■ **PROBLEM DESCRIPTION**
Among the records below, find each line that includes the string "книгу" and copy it.

──────── DATA FOR PROCESSING

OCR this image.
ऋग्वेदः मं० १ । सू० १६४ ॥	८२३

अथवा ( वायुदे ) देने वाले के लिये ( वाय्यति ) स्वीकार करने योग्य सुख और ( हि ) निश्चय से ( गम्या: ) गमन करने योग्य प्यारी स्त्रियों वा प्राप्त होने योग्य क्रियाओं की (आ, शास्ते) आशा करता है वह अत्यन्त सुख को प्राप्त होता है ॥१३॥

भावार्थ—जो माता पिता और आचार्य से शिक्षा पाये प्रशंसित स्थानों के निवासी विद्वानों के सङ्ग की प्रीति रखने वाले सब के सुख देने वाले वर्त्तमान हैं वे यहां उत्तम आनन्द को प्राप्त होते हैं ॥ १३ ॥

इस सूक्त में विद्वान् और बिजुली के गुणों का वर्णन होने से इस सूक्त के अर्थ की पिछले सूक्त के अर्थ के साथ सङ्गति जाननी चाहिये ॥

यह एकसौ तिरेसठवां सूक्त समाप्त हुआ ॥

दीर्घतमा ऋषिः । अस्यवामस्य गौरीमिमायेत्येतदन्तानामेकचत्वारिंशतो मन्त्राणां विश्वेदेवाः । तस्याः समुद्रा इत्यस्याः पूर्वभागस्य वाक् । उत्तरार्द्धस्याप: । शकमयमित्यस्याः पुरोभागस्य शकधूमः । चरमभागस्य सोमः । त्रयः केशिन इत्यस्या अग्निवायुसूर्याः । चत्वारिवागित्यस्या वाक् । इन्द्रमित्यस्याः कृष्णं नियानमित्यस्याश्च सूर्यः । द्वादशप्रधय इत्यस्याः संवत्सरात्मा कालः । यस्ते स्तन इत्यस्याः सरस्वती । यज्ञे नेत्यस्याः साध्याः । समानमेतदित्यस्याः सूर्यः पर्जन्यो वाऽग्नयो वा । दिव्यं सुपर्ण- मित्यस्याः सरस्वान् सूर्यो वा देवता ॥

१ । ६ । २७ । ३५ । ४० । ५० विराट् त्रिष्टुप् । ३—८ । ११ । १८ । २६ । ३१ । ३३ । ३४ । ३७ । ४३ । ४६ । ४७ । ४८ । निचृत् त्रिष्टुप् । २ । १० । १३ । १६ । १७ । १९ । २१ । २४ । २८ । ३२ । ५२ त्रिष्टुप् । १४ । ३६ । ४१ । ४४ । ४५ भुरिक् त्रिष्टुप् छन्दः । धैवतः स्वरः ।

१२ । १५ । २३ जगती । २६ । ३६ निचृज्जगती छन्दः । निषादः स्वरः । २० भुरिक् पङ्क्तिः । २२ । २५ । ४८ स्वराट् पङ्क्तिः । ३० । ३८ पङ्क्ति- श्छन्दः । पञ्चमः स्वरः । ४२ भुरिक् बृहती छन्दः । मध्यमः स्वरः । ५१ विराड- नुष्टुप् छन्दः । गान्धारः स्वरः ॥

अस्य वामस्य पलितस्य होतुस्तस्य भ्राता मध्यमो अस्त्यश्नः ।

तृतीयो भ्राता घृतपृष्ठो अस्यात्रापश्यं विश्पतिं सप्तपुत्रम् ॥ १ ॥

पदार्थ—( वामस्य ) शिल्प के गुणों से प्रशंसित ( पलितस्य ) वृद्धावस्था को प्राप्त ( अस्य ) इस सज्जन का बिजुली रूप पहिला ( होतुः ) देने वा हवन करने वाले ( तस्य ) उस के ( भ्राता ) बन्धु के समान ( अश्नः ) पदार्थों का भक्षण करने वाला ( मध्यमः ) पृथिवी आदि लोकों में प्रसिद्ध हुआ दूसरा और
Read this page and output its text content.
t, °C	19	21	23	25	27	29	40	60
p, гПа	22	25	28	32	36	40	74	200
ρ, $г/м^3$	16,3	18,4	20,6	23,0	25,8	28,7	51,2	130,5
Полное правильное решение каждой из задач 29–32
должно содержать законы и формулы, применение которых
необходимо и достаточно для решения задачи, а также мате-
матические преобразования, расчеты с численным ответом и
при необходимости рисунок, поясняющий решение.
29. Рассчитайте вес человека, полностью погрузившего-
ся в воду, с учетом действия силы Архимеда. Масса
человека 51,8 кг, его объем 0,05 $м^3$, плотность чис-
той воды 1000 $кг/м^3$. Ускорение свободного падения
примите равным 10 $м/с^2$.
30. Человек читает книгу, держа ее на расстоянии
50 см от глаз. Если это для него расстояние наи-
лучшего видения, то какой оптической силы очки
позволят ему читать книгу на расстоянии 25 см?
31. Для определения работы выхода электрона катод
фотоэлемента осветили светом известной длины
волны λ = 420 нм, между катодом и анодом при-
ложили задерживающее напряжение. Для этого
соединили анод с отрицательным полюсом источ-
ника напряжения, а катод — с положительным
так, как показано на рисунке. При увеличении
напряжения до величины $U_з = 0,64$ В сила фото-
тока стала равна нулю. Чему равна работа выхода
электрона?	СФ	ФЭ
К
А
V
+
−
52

────────────────

■ **IN RESPONSE**
30. Человек читает книгу, держа ее на расстоянии
позволят ему читать книгу на расстоянии 25 см?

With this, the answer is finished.